■ THE PROBLEM ■
Copy out each line of the material below that holds the string "Fmax".
.....
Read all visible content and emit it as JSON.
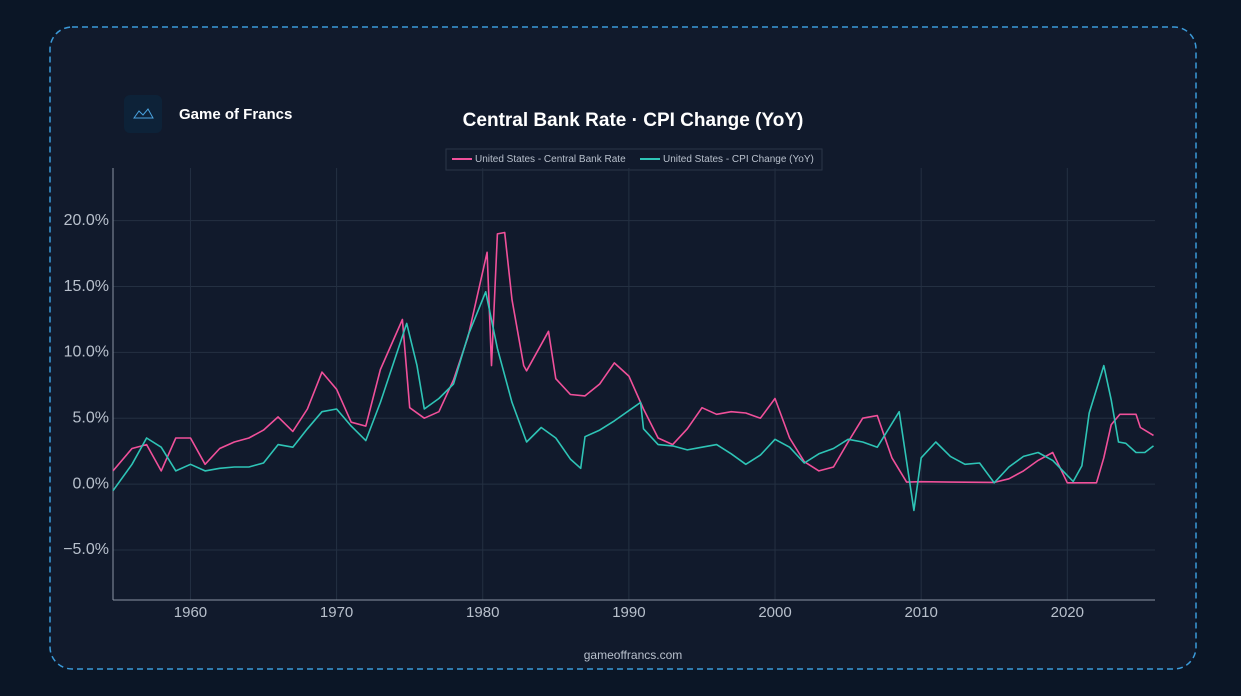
{
  "brand": "Game of Francs",
  "footer": "gameoffrancs.com",
  "chart_data": {
    "type": "line",
    "title": "Central Bank Rate · CPI Change (YoY)",
    "xlim": [
      1954.7,
      2026
    ],
    "xticks": [
      1960,
      1970,
      1980,
      1990,
      2000,
      2010,
      2020
    ],
    "ylim": [
      -8.8,
      24
    ],
    "yticks": [
      {
        "value": -5,
        "label": "−5.0%"
      },
      {
        "value": 0,
        "label": "0.0%"
      },
      {
        "value": 5,
        "label": "5.0%"
      },
      {
        "value": 10,
        "label": "10.0%"
      },
      {
        "value": 15,
        "label": "15.0%"
      },
      {
        "value": 20,
        "label": "20.0%"
      }
    ],
    "grid": true,
    "legend": "top",
    "series": [
      {
        "name": "United States - Central Bank Rate",
        "color": "#f0509a",
        "x": [
          1954.7,
          1956,
          1957,
          1958,
          1959,
          1960,
          1961,
          1962,
          1963,
          1964,
          1965,
          1966,
          1967,
          1968,
          1969,
          1970,
          1971,
          1972,
          1973,
          1974.5,
          1975,
          1976,
          1977,
          1978,
          1979,
          1980.3,
          1980.6,
          1981,
          1981.5,
          1982,
          1982.8,
          1983,
          1984.5,
          1985,
          1986,
          1987,
          1988,
          1989,
          1990,
          1991,
          1992,
          1993,
          1994,
          1995,
          1996,
          1997,
          1998,
          1999,
          2000,
          2001,
          2002,
          2003,
          2004,
          2005,
          2006,
          2007,
          2008,
          2009,
          2010,
          2012,
          2015,
          2016,
          2017,
          2018,
          2019,
          2020,
          2022,
          2022.5,
          2023,
          2023.6,
          2024.7,
          2025,
          2025.9
        ],
        "values": [
          1.0,
          2.7,
          3.0,
          1.0,
          3.5,
          3.5,
          1.5,
          2.7,
          3.2,
          3.5,
          4.1,
          5.1,
          4.0,
          5.7,
          8.5,
          7.2,
          4.7,
          4.4,
          8.7,
          12.5,
          5.8,
          5.0,
          5.5,
          7.9,
          11.2,
          17.6,
          9.0,
          19.0,
          19.1,
          14.0,
          9.0,
          8.6,
          11.6,
          8.0,
          6.8,
          6.7,
          7.6,
          9.2,
          8.2,
          5.7,
          3.5,
          3.0,
          4.2,
          5.8,
          5.3,
          5.5,
          5.4,
          5.0,
          6.5,
          3.5,
          1.7,
          1.0,
          1.3,
          3.2,
          5.0,
          5.2,
          2.0,
          0.15,
          0.18,
          0.15,
          0.13,
          0.4,
          1.0,
          1.8,
          2.4,
          0.1,
          0.1,
          2.0,
          4.5,
          5.3,
          5.3,
          4.3,
          3.7
        ]
      },
      {
        "name": "United States - CPI Change (YoY)",
        "color": "#2ec4b6",
        "x": [
          1954.7,
          1956,
          1957,
          1958,
          1959,
          1960,
          1961,
          1962,
          1963,
          1964,
          1965,
          1966,
          1967,
          1968,
          1969,
          1970,
          1971,
          1972,
          1973,
          1974.8,
          1975.5,
          1976,
          1977,
          1978,
          1979,
          1980.2,
          1981,
          1982,
          1983,
          1984,
          1985,
          1986,
          1986.7,
          1987,
          1988,
          1989,
          1990.8,
          1991,
          1992,
          1993,
          1994,
          1995,
          1996,
          1997,
          1998,
          1999,
          2000,
          2001,
          2002,
          2003,
          2004,
          2005,
          2006,
          2007,
          2008.5,
          2009.5,
          2010,
          2011,
          2012,
          2013,
          2014,
          2015,
          2016,
          2017,
          2018,
          2019,
          2020.4,
          2021,
          2021.5,
          2022.5,
          2023,
          2023.5,
          2024,
          2024.7,
          2025.3,
          2025.9
        ],
        "values": [
          -0.5,
          1.5,
          3.5,
          2.8,
          1.0,
          1.5,
          1.0,
          1.2,
          1.3,
          1.3,
          1.6,
          3.0,
          2.8,
          4.2,
          5.5,
          5.7,
          4.4,
          3.3,
          6.2,
          12.2,
          9.0,
          5.7,
          6.5,
          7.6,
          11.3,
          14.6,
          10.3,
          6.2,
          3.2,
          4.3,
          3.5,
          1.9,
          1.2,
          3.6,
          4.1,
          4.8,
          6.2,
          4.2,
          3.0,
          2.9,
          2.6,
          2.8,
          3.0,
          2.3,
          1.5,
          2.2,
          3.4,
          2.8,
          1.6,
          2.3,
          2.7,
          3.4,
          3.2,
          2.8,
          5.5,
          -2.0,
          2.0,
          3.2,
          2.1,
          1.5,
          1.6,
          0.1,
          1.3,
          2.1,
          2.4,
          1.8,
          0.2,
          1.4,
          5.4,
          9.0,
          6.4,
          3.2,
          3.1,
          2.4,
          2.4,
          2.9
        ]
      }
    ]
  }
}
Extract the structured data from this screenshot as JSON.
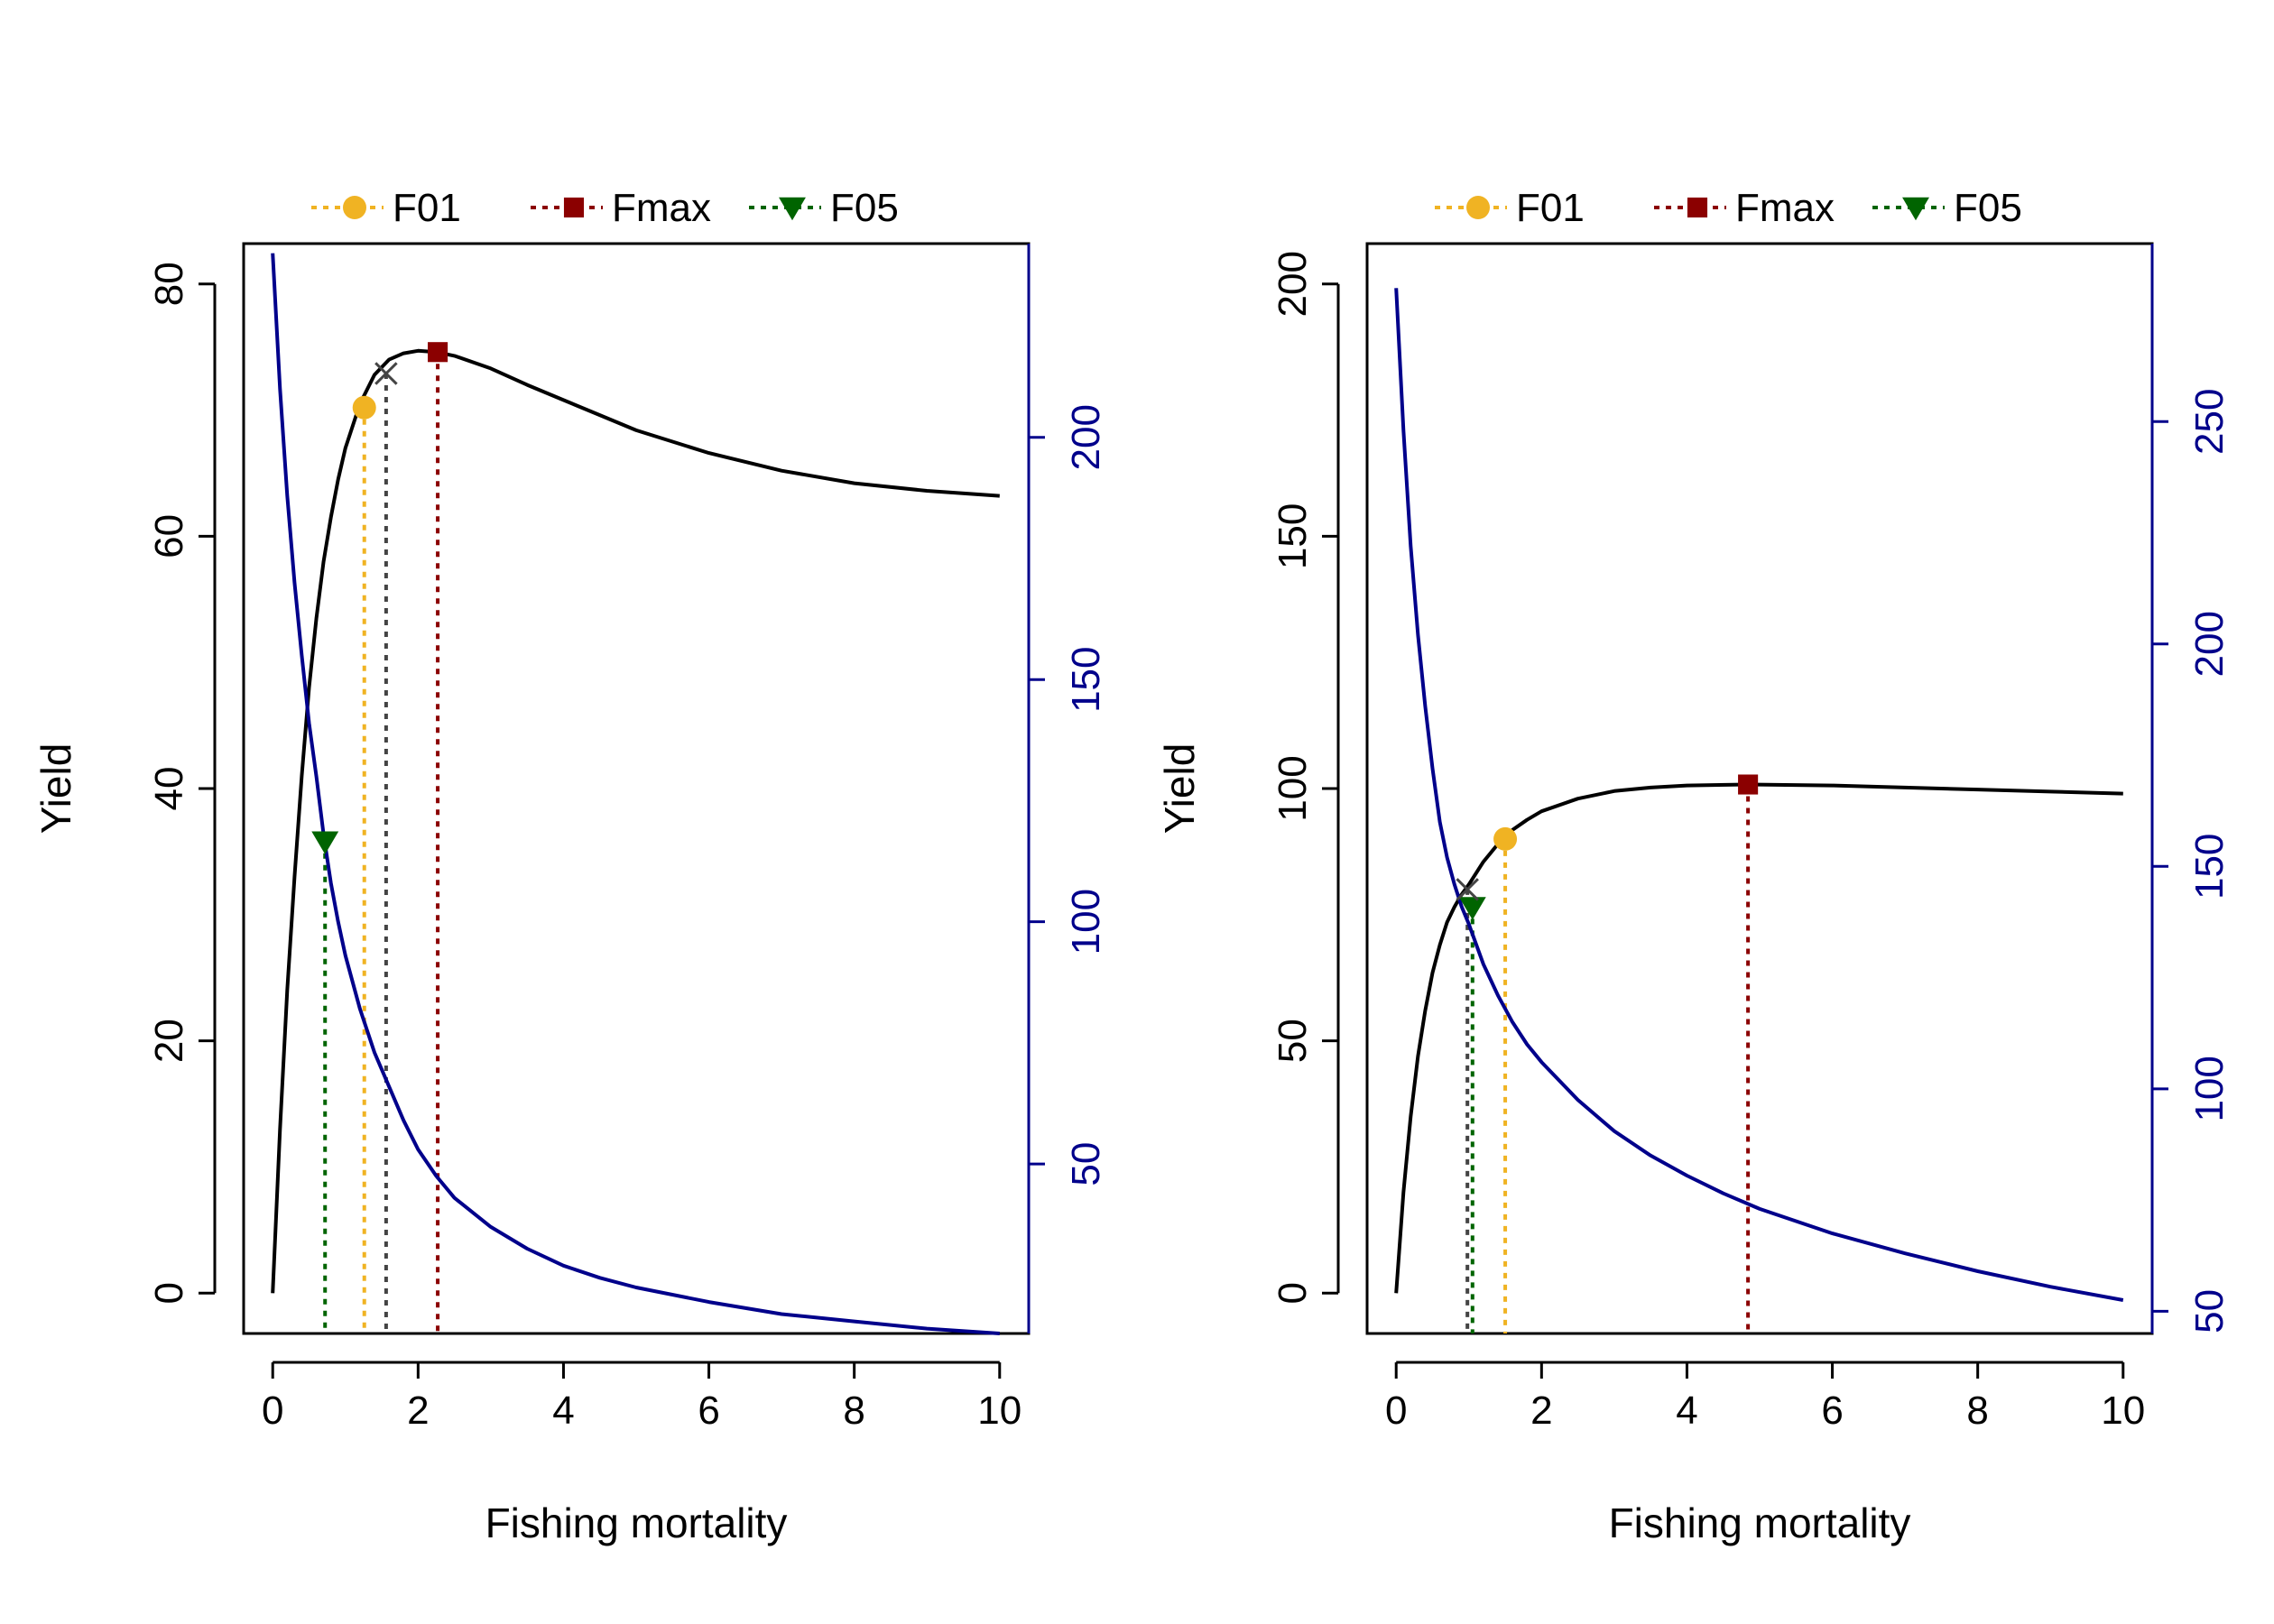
{
  "colors": {
    "yield": "#000000",
    "ssb": "#00008B",
    "F01": "#F0B323",
    "Fmax": "#8B0000",
    "F05": "#006400",
    "cross": "#444444"
  },
  "legend": [
    {
      "key": "F01",
      "label": "F01",
      "marker": "circle"
    },
    {
      "key": "Fmax",
      "label": "Fmax",
      "marker": "square"
    },
    {
      "key": "F05",
      "label": "F05",
      "marker": "triangle-down"
    }
  ],
  "chart_data": [
    {
      "type": "line",
      "xlabel": "Fishing mortality",
      "ylabel": "Yield",
      "xlim": [
        -0.4,
        10.4
      ],
      "ylim": [
        -3.2,
        83.2
      ],
      "y2lim": [
        15,
        240
      ],
      "xticks": [
        0,
        2,
        4,
        6,
        8,
        10
      ],
      "yticks": [
        0,
        20,
        40,
        60,
        80
      ],
      "y2ticks": [
        50,
        100,
        150,
        200
      ],
      "series": [
        {
          "role": "yield",
          "axis": "left",
          "x": [
            0,
            0.1,
            0.2,
            0.3,
            0.4,
            0.5,
            0.6,
            0.7,
            0.8,
            0.9,
            1.0,
            1.2,
            1.4,
            1.6,
            1.8,
            2.0,
            2.25,
            2.5,
            3.0,
            3.5,
            4.0,
            4.5,
            5.0,
            6.0,
            7.0,
            8.0,
            9.0,
            10.0
          ],
          "y": [
            0,
            13,
            24,
            33,
            41,
            48,
            53.5,
            58,
            61.5,
            64.5,
            67,
            70.5,
            72.8,
            74,
            74.5,
            74.7,
            74.6,
            74.3,
            73.3,
            72,
            70.8,
            69.6,
            68.4,
            66.6,
            65.2,
            64.2,
            63.6,
            63.2
          ]
        },
        {
          "role": "ssb",
          "axis": "right",
          "x": [
            0,
            0.1,
            0.2,
            0.3,
            0.4,
            0.5,
            0.6,
            0.7,
            0.8,
            0.9,
            1.0,
            1.2,
            1.4,
            1.6,
            1.8,
            2.0,
            2.25,
            2.5,
            3.0,
            3.5,
            4.0,
            4.5,
            5.0,
            6.0,
            7.0,
            8.0,
            9.0,
            10.0
          ],
          "y": [
            238,
            210,
            188,
            170,
            155,
            141,
            130,
            118,
            108,
            100,
            93,
            82,
            73,
            66,
            59,
            53,
            47.5,
            43,
            37,
            32.5,
            29,
            26.5,
            24.5,
            21.5,
            19,
            17.5,
            16,
            15
          ]
        }
      ],
      "reference_points": [
        {
          "key": "F01",
          "x": 1.26,
          "y": 70.2
        },
        {
          "key": "Fmax",
          "x": 2.27,
          "y": 74.6
        },
        {
          "key": "F05",
          "x": 0.72,
          "y": 35.8
        },
        {
          "key": "cross",
          "x": 1.56,
          "y": 72.9
        }
      ]
    },
    {
      "type": "line",
      "xlabel": "Fishing mortality",
      "ylabel": "Yield",
      "xlim": [
        -0.4,
        10.4
      ],
      "ylim": [
        -8,
        208
      ],
      "y2lim": [
        45,
        290
      ],
      "xticks": [
        0,
        2,
        4,
        6,
        8,
        10
      ],
      "yticks": [
        0,
        50,
        100,
        150,
        200
      ],
      "y2ticks": [
        50,
        100,
        150,
        200,
        250
      ],
      "series": [
        {
          "role": "yield",
          "axis": "left",
          "x": [
            0,
            0.1,
            0.2,
            0.3,
            0.4,
            0.5,
            0.6,
            0.7,
            0.8,
            0.9,
            1.0,
            1.2,
            1.4,
            1.6,
            1.8,
            2.0,
            2.5,
            3.0,
            3.5,
            4.0,
            4.84,
            6.0,
            7.0,
            8.0,
            9.0,
            10.0
          ],
          "y": [
            0,
            20,
            35,
            47,
            56,
            63.5,
            69,
            73.5,
            76.5,
            79,
            81,
            85.5,
            89,
            91.8,
            93.8,
            95.5,
            98,
            99.5,
            100.2,
            100.6,
            100.8,
            100.6,
            100.2,
            99.8,
            99.4,
            99
          ]
        },
        {
          "role": "ssb",
          "axis": "right",
          "x": [
            0,
            0.1,
            0.2,
            0.3,
            0.4,
            0.5,
            0.6,
            0.7,
            0.8,
            0.9,
            1.0,
            1.2,
            1.4,
            1.6,
            1.8,
            2.0,
            2.5,
            3.0,
            3.5,
            4.0,
            4.5,
            5.0,
            6.0,
            7.0,
            8.0,
            9.0,
            10.0
          ],
          "y": [
            280,
            248,
            222,
            202,
            186,
            172,
            160,
            152,
            146,
            141,
            137,
            128,
            121,
            115,
            110,
            106,
            97.5,
            90.5,
            85,
            80.5,
            76.5,
            73,
            67.5,
            63,
            59,
            55.5,
            52.5
          ]
        }
      ],
      "reference_points": [
        {
          "key": "F01",
          "x": 1.5,
          "y": 90
        },
        {
          "key": "Fmax",
          "x": 4.84,
          "y": 100.8
        },
        {
          "key": "F05",
          "x": 1.05,
          "y": 76.5
        },
        {
          "key": "cross",
          "x": 0.98,
          "y": 80
        }
      ]
    }
  ]
}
.....
■ ANSWER TO THE PROBLEM ■
    "Fmax": "#8B0000",
      "key": "Fmax",
      "label": "Fmax",
          "key": "Fmax",
          "key": "Fmax",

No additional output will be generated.